- **TASK PROMPT**:
Go through the entries below, tally each line with the string "Aggregate", and give the final number by itself.

- **Dataset rows about figures**:
— START —
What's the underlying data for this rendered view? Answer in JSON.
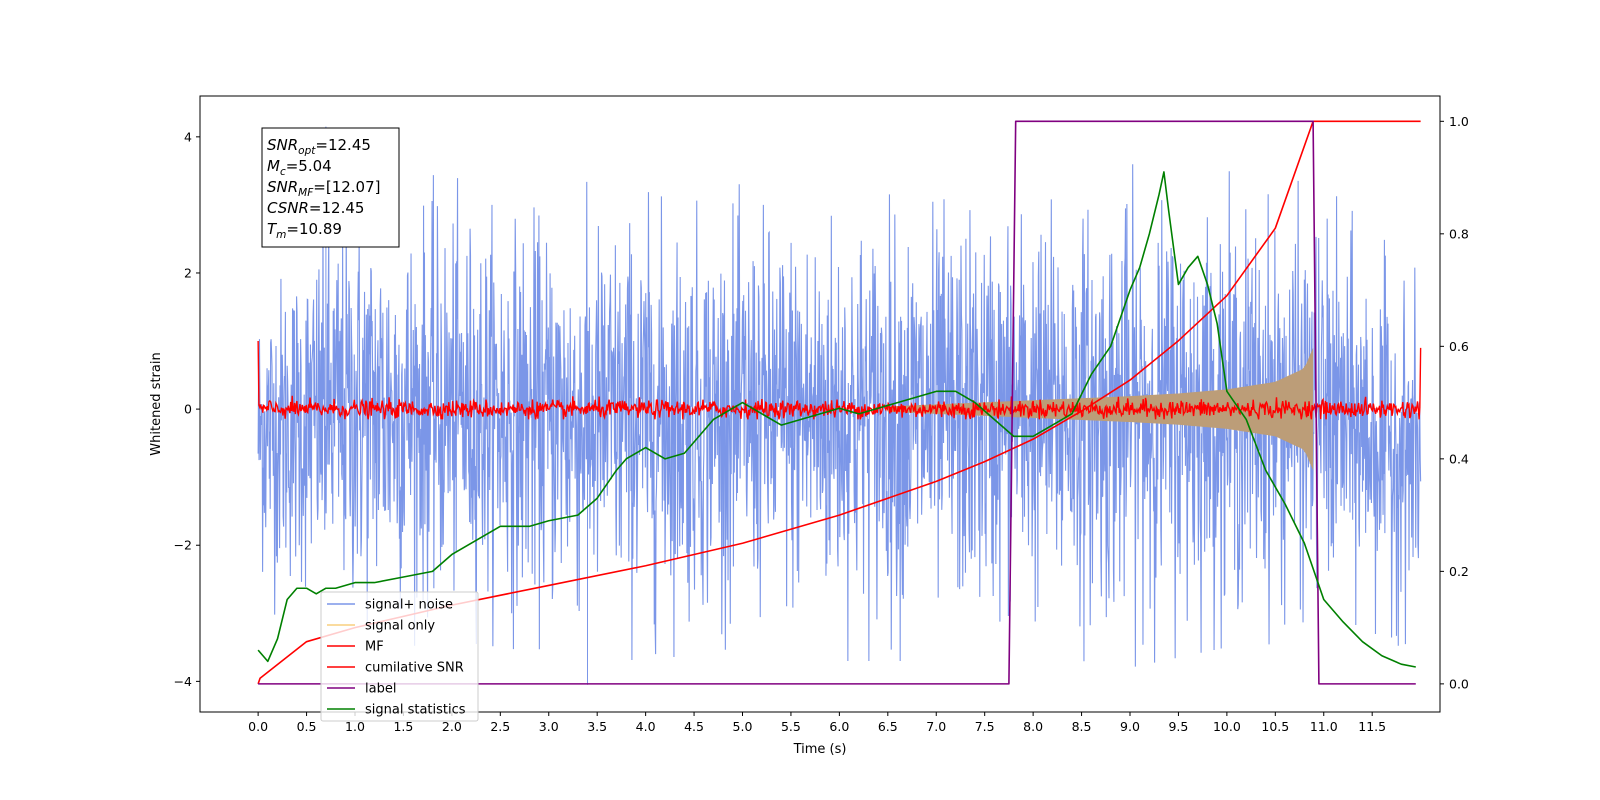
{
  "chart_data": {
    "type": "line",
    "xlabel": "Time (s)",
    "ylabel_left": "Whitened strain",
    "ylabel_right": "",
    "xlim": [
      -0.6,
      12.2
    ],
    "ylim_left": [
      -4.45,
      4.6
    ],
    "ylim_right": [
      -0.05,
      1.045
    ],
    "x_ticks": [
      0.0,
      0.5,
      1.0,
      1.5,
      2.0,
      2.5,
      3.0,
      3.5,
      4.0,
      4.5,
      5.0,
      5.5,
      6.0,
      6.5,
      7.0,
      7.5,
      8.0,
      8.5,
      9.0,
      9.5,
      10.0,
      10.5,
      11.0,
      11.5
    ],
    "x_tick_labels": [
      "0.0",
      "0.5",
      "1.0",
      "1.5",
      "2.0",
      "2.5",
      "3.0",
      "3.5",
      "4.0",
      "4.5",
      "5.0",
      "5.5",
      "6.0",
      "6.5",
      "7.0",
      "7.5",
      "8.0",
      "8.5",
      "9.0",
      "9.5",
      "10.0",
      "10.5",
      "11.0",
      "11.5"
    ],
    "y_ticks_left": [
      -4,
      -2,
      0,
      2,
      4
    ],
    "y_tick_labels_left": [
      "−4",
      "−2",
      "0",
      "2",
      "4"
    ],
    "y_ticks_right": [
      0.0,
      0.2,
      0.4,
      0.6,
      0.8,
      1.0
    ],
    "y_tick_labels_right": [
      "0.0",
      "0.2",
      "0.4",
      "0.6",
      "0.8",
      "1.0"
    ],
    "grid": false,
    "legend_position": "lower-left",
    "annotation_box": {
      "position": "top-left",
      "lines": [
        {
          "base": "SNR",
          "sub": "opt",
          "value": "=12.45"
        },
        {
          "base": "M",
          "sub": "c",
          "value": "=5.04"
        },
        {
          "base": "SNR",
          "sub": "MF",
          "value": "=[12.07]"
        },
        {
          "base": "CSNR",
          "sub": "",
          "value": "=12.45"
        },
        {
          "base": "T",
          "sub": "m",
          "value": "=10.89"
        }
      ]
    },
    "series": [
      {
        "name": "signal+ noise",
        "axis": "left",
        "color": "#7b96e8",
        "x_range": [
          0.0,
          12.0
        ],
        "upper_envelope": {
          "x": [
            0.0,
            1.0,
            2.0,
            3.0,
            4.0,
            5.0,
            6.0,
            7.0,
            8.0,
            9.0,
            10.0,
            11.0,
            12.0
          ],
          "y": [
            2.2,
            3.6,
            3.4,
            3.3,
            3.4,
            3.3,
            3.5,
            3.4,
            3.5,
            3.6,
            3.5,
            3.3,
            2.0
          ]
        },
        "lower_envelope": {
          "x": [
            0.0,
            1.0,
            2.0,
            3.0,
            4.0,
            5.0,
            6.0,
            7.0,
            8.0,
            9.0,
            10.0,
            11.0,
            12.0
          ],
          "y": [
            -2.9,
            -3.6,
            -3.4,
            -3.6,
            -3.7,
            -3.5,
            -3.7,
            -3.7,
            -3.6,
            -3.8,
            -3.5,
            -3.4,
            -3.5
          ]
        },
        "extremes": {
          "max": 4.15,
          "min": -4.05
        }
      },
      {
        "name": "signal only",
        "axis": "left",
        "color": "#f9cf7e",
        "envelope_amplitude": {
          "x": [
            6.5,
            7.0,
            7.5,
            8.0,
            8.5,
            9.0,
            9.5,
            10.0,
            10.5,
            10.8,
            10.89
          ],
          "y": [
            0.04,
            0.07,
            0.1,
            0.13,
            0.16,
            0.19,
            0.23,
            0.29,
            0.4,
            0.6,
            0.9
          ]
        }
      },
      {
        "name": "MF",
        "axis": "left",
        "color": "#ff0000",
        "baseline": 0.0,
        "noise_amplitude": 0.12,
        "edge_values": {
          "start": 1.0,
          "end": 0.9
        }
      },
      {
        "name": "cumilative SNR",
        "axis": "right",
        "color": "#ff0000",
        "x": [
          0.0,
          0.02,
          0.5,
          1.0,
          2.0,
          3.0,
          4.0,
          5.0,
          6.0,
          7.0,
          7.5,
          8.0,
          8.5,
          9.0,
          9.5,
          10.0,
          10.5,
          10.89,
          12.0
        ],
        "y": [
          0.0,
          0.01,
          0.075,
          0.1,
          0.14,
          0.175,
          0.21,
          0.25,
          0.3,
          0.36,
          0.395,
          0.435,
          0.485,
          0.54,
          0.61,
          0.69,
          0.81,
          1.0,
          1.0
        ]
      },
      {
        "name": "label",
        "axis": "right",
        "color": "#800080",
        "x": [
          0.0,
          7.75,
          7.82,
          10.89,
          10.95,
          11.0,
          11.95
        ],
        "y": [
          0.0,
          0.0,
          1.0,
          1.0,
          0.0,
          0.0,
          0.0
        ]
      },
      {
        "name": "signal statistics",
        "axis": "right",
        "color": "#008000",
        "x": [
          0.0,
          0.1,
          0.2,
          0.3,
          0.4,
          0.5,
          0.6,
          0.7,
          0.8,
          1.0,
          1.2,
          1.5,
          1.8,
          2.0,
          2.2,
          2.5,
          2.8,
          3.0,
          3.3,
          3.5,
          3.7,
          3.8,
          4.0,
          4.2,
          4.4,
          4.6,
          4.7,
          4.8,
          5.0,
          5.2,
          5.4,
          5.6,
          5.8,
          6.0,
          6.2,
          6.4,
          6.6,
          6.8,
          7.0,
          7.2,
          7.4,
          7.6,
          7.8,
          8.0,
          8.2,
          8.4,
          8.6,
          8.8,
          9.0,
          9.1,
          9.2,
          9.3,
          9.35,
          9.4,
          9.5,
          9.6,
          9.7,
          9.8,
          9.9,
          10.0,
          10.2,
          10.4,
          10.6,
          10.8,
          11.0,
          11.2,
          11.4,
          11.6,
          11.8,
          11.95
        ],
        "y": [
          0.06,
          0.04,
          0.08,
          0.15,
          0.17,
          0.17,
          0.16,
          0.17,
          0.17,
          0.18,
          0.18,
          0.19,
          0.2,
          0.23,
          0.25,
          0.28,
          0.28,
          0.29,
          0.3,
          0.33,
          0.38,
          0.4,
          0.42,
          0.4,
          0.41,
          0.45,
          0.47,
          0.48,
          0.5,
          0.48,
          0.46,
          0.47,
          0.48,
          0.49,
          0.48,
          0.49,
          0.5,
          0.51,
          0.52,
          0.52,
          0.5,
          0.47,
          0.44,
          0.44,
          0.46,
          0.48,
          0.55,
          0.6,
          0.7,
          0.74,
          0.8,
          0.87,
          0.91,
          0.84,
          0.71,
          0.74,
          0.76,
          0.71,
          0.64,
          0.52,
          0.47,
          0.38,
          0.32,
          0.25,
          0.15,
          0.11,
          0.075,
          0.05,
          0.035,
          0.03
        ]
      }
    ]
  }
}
— END —
— START —
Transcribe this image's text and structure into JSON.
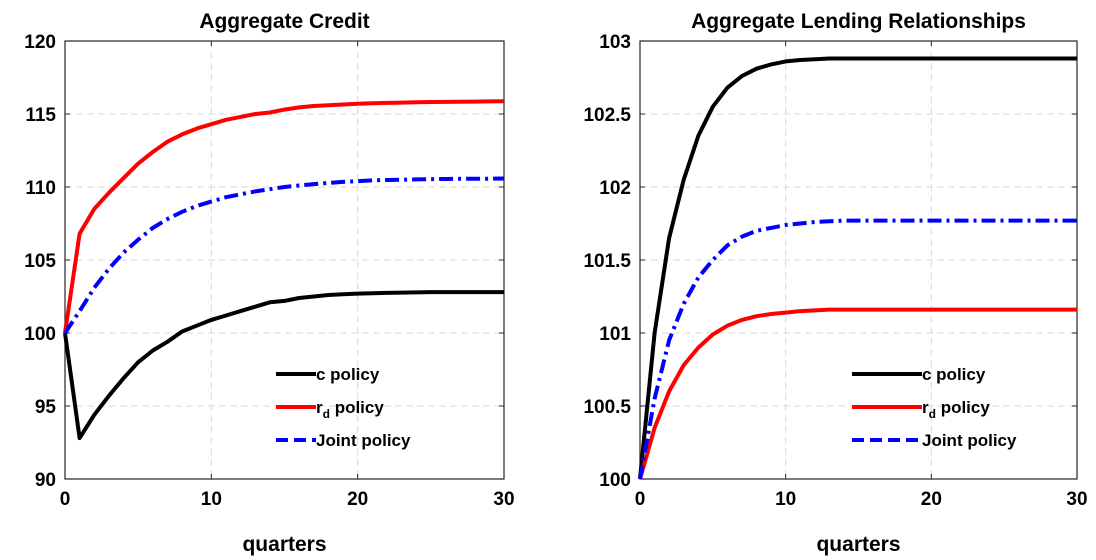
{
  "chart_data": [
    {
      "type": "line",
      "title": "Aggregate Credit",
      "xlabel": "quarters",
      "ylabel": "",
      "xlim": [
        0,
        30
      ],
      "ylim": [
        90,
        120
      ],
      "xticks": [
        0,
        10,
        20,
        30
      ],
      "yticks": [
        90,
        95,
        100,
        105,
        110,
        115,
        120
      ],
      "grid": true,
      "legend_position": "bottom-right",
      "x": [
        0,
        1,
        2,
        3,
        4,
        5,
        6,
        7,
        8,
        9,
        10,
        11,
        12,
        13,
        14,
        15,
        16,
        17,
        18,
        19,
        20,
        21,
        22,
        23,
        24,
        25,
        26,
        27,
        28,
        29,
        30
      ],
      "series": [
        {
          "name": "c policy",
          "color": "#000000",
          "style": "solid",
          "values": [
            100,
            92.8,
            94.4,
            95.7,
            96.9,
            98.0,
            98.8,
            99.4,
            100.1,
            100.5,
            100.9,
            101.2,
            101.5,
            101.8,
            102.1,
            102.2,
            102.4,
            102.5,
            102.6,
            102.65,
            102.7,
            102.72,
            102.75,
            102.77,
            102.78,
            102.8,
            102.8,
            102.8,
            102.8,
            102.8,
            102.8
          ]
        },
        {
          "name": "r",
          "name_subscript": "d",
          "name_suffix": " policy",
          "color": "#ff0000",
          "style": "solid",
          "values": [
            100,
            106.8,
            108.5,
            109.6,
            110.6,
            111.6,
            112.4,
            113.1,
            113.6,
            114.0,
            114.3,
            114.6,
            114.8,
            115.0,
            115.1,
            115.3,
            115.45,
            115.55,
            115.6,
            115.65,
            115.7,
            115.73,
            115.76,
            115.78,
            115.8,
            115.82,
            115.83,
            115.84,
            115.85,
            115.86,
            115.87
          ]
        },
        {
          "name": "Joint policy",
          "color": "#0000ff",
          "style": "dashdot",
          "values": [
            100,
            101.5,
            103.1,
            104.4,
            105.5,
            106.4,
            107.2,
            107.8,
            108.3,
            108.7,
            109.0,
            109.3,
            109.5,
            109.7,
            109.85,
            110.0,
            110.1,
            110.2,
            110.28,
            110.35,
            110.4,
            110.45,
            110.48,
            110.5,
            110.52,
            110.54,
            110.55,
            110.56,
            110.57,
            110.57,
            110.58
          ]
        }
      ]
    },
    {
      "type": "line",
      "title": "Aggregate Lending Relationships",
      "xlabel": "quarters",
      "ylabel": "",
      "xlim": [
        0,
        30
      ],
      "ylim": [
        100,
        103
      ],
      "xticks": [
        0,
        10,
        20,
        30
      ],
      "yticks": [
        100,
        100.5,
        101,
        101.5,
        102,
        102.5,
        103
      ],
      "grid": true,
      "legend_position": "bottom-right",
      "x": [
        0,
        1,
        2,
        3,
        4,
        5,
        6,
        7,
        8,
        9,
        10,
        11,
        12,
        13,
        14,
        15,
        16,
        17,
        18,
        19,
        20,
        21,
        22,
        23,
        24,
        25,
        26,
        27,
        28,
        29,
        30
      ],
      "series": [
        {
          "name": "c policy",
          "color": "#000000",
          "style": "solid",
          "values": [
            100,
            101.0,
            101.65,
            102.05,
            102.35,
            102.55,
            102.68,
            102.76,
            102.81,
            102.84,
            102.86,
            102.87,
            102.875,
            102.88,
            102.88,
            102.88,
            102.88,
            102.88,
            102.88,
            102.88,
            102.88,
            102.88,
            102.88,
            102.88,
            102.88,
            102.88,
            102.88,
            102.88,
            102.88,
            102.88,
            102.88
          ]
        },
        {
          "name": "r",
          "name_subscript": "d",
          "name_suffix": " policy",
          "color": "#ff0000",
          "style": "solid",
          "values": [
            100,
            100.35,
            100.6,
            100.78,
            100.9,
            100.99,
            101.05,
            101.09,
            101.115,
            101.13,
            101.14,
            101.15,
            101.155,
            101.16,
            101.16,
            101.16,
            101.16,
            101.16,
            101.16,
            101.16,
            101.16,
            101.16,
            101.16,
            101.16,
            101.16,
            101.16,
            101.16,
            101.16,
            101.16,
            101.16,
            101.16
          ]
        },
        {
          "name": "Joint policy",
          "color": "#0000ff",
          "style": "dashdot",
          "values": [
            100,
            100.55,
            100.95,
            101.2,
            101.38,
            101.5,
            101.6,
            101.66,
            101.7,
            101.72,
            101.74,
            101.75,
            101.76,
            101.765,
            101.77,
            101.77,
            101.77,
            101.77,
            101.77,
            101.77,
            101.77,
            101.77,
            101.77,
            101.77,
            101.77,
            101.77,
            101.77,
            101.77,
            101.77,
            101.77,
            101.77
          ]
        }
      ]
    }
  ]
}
— END —
— START —
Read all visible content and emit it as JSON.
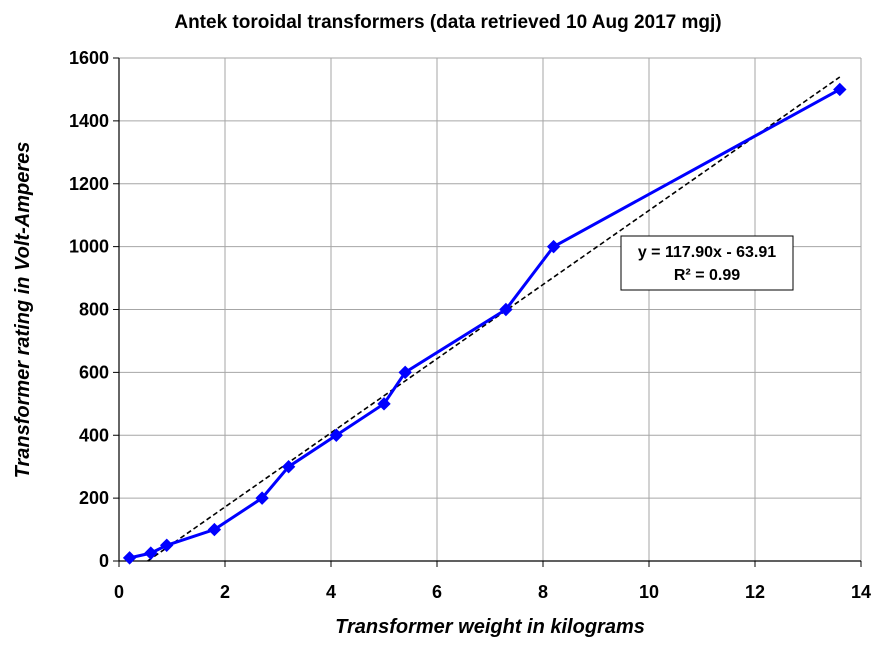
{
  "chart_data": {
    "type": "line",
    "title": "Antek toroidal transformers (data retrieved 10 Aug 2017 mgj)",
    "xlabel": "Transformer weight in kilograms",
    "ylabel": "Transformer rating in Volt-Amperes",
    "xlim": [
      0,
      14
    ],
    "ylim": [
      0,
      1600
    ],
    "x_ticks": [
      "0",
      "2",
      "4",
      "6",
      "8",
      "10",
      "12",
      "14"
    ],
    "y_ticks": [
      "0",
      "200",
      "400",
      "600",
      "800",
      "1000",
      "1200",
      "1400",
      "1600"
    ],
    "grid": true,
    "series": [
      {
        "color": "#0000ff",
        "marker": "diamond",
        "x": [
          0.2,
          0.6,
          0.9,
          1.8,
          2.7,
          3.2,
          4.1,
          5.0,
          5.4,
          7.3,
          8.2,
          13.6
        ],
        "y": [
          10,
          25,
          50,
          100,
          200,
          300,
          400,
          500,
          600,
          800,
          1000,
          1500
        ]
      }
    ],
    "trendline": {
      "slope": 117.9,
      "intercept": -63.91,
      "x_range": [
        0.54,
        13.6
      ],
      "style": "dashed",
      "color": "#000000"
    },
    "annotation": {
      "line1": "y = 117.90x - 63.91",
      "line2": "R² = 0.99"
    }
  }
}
— END —
- **THE REPLY**:
2